- [Aim]
Output all of the data below exactly as given.

- [Data in this exercise]
---*---
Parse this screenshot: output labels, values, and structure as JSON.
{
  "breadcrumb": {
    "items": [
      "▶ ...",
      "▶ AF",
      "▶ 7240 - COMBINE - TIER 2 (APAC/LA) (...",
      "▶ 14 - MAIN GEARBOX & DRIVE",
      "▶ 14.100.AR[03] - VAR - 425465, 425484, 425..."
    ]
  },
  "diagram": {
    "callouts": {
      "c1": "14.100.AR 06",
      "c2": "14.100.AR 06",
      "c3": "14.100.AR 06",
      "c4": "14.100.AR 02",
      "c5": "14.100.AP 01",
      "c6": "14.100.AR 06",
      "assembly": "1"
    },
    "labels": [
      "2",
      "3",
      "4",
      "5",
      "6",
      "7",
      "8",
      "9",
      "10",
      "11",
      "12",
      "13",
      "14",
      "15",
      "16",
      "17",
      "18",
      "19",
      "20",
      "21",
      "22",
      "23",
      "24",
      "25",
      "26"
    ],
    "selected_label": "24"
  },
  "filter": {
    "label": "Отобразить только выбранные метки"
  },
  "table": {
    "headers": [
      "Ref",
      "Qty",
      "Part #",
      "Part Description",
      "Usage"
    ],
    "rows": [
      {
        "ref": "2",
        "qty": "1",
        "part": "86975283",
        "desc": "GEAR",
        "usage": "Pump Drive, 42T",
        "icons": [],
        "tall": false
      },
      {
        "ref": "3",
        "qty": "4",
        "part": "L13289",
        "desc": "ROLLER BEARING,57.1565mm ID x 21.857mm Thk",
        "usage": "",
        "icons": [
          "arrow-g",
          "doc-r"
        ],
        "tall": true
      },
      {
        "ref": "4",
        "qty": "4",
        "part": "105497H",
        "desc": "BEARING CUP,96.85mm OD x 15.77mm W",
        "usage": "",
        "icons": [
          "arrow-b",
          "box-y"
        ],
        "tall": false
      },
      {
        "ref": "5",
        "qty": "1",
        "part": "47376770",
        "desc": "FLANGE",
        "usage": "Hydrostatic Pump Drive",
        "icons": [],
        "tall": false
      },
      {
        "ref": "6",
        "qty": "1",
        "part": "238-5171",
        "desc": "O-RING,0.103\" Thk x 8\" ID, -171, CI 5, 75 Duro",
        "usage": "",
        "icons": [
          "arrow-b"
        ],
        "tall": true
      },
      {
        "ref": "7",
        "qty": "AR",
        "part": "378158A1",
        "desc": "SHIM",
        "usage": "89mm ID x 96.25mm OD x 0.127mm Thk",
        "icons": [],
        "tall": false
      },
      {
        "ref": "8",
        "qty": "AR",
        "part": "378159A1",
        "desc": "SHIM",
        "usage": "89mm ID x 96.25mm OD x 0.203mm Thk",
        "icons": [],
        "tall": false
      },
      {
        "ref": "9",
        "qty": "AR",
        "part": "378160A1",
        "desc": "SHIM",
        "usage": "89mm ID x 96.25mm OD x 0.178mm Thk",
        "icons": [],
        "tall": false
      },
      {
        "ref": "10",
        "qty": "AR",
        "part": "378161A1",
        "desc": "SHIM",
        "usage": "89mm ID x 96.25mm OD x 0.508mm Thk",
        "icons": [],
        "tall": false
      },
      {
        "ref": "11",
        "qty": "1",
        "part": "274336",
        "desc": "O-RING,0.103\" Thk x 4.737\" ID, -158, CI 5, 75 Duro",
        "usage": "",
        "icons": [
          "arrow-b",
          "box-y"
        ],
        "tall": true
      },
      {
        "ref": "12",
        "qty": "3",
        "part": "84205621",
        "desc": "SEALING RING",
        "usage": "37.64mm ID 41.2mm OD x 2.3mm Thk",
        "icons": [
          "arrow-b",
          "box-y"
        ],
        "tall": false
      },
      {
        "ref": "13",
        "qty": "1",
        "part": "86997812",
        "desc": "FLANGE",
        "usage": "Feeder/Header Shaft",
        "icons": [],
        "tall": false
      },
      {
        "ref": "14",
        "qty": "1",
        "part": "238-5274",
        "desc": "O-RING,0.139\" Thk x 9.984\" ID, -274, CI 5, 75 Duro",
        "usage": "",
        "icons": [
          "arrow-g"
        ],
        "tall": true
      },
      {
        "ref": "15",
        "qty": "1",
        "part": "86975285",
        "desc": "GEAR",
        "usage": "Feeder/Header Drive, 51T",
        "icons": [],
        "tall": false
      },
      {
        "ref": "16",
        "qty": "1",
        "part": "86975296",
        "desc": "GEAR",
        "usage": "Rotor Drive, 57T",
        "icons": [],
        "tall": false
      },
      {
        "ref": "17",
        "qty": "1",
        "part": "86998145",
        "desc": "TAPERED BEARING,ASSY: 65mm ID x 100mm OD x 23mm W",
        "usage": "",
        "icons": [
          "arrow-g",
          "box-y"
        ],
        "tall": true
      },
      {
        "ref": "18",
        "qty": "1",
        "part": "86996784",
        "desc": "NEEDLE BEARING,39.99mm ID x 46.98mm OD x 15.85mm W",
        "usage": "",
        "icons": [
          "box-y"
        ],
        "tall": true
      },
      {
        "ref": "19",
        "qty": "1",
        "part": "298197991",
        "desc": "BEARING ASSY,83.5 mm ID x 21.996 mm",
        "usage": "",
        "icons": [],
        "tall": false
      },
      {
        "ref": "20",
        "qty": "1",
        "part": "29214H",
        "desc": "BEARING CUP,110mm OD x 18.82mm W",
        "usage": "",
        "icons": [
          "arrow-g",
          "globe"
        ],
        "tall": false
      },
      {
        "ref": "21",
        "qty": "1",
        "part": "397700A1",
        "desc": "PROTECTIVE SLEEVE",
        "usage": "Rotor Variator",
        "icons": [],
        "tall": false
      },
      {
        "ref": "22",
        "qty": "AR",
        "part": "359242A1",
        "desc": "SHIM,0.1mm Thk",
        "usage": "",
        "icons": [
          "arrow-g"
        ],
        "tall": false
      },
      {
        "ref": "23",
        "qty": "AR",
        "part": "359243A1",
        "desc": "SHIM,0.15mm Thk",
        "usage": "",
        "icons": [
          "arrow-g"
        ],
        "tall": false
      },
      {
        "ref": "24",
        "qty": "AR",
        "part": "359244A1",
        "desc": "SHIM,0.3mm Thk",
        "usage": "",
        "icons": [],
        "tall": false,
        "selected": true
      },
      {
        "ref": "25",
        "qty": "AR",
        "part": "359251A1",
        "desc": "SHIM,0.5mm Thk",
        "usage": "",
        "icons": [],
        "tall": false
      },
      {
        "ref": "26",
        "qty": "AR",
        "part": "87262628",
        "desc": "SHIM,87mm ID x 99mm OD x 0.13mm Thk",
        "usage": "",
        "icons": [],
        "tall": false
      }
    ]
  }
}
---*---
- [Task output]
Parse this screenshot: output labels, values, and structure as JSON.
{
  "breadcrumb": {
    "items": [
      "▶ ...",
      "▶ AF",
      "▶ 7240 - COMBINE - TIER 2 (APAC/LA) (...",
      "▶ 14 - MAIN GEARBOX & DRIVE",
      "▶ 14.100.AR[03] - VAR - 425465, 425484, 425..."
    ]
  },
  "diagram": {
    "callouts": {
      "c1": "14.100.AR 06",
      "c2": "14.100.AR 06",
      "c3": "14.100.AR 06",
      "c4": "14.100.AR 02",
      "c5": "14.100.AP 01",
      "c6": "14.100.AR 06",
      "assembly": "1"
    },
    "labels": [
      "2",
      "3",
      "4",
      "5",
      "6",
      "7",
      "8",
      "9",
      "10",
      "11",
      "12",
      "13",
      "14",
      "15",
      "16",
      "17",
      "18",
      "19",
      "20",
      "21",
      "22",
      "23",
      "24",
      "25",
      "26"
    ],
    "selected_label": "24"
  },
  "filter": {
    "label": "Отобразить только выбранные метки"
  },
  "table": {
    "headers": [
      "Ref",
      "Qty",
      "Part #",
      "Part Description",
      "Usage"
    ],
    "rows": [
      {
        "ref": "2",
        "qty": "1",
        "part": "86975283",
        "desc": "GEAR",
        "usage": "Pump Drive, 42T",
        "icons": [],
        "tall": false
      },
      {
        "ref": "3",
        "qty": "4",
        "part": "L13289",
        "desc": "ROLLER BEARING,57.1565mm ID x 21.857mm Thk",
        "usage": "",
        "icons": [
          "arrow-g",
          "doc-r"
        ],
        "tall": true
      },
      {
        "ref": "4",
        "qty": "4",
        "part": "105497H",
        "desc": "BEARING CUP,96.85mm OD x 15.77mm W",
        "usage": "",
        "icons": [
          "arrow-b",
          "box-y"
        ],
        "tall": false
      },
      {
        "ref": "5",
        "qty": "1",
        "part": "47376770",
        "desc": "FLANGE",
        "usage": "Hydrostatic Pump Drive",
        "icons": [],
        "tall": false
      },
      {
        "ref": "6",
        "qty": "1",
        "part": "238-5171",
        "desc": "O-RING,0.103\" Thk x 8\" ID, -171, CI 5, 75 Duro",
        "usage": "",
        "icons": [
          "arrow-b"
        ],
        "tall": true
      },
      {
        "ref": "7",
        "qty": "AR",
        "part": "378158A1",
        "desc": "SHIM",
        "usage": "89mm ID x 96.25mm OD x 0.127mm Thk",
        "icons": [],
        "tall": false
      },
      {
        "ref": "8",
        "qty": "AR",
        "part": "378159A1",
        "desc": "SHIM",
        "usage": "89mm ID x 96.25mm OD x 0.203mm Thk",
        "icons": [],
        "tall": false
      },
      {
        "ref": "9",
        "qty": "AR",
        "part": "378160A1",
        "desc": "SHIM",
        "usage": "89mm ID x 96.25mm OD x 0.178mm Thk",
        "icons": [],
        "tall": false
      },
      {
        "ref": "10",
        "qty": "AR",
        "part": "378161A1",
        "desc": "SHIM",
        "usage": "89mm ID x 96.25mm OD x 0.508mm Thk",
        "icons": [],
        "tall": false
      },
      {
        "ref": "11",
        "qty": "1",
        "part": "274336",
        "desc": "O-RING,0.103\" Thk x 4.737\" ID, -158, CI 5, 75 Duro",
        "usage": "",
        "icons": [
          "arrow-b",
          "box-y"
        ],
        "tall": true
      },
      {
        "ref": "12",
        "qty": "3",
        "part": "84205621",
        "desc": "SEALING RING",
        "usage": "37.64mm ID 41.2mm OD x 2.3mm Thk",
        "icons": [
          "arrow-b",
          "box-y"
        ],
        "tall": false
      },
      {
        "ref": "13",
        "qty": "1",
        "part": "86997812",
        "desc": "FLANGE",
        "usage": "Feeder/Header Shaft",
        "icons": [],
        "tall": false
      },
      {
        "ref": "14",
        "qty": "1",
        "part": "238-5274",
        "desc": "O-RING,0.139\" Thk x 9.984\" ID, -274, CI 5, 75 Duro",
        "usage": "",
        "icons": [
          "arrow-g"
        ],
        "tall": true
      },
      {
        "ref": "15",
        "qty": "1",
        "part": "86975285",
        "desc": "GEAR",
        "usage": "Feeder/Header Drive, 51T",
        "icons": [],
        "tall": false
      },
      {
        "ref": "16",
        "qty": "1",
        "part": "86975296",
        "desc": "GEAR",
        "usage": "Rotor Drive, 57T",
        "icons": [],
        "tall": false
      },
      {
        "ref": "17",
        "qty": "1",
        "part": "86998145",
        "desc": "TAPERED BEARING,ASSY: 65mm ID x 100mm OD x 23mm W",
        "usage": "",
        "icons": [
          "arrow-g",
          "box-y"
        ],
        "tall": true
      },
      {
        "ref": "18",
        "qty": "1",
        "part": "86996784",
        "desc": "NEEDLE BEARING,39.99mm ID x 46.98mm OD x 15.85mm W",
        "usage": "",
        "icons": [
          "box-y"
        ],
        "tall": true
      },
      {
        "ref": "19",
        "qty": "1",
        "part": "298197991",
        "desc": "BEARING ASSY,83.5 mm ID x 21.996 mm",
        "usage": "",
        "icons": [],
        "tall": false
      },
      {
        "ref": "20",
        "qty": "1",
        "part": "29214H",
        "desc": "BEARING CUP,110mm OD x 18.82mm W",
        "usage": "",
        "icons": [
          "arrow-g",
          "globe"
        ],
        "tall": false
      },
      {
        "ref": "21",
        "qty": "1",
        "part": "397700A1",
        "desc": "PROTECTIVE SLEEVE",
        "usage": "Rotor Variator",
        "icons": [],
        "tall": false
      },
      {
        "ref": "22",
        "qty": "AR",
        "part": "359242A1",
        "desc": "SHIM,0.1mm Thk",
        "usage": "",
        "icons": [
          "arrow-g"
        ],
        "tall": false
      },
      {
        "ref": "23",
        "qty": "AR",
        "part": "359243A1",
        "desc": "SHIM,0.15mm Thk",
        "usage": "",
        "icons": [
          "arrow-g"
        ],
        "tall": false
      },
      {
        "ref": "24",
        "qty": "AR",
        "part": "359244A1",
        "desc": "SHIM,0.3mm Thk",
        "usage": "",
        "icons": [],
        "tall": false,
        "selected": true
      },
      {
        "ref": "25",
        "qty": "AR",
        "part": "359251A1",
        "desc": "SHIM,0.5mm Thk",
        "usage": "",
        "icons": [],
        "tall": false
      },
      {
        "ref": "26",
        "qty": "AR",
        "part": "87262628",
        "desc": "SHIM,87mm ID x 99mm OD x 0.13mm Thk",
        "usage": "",
        "icons": [],
        "tall": false
      }
    ]
  }
}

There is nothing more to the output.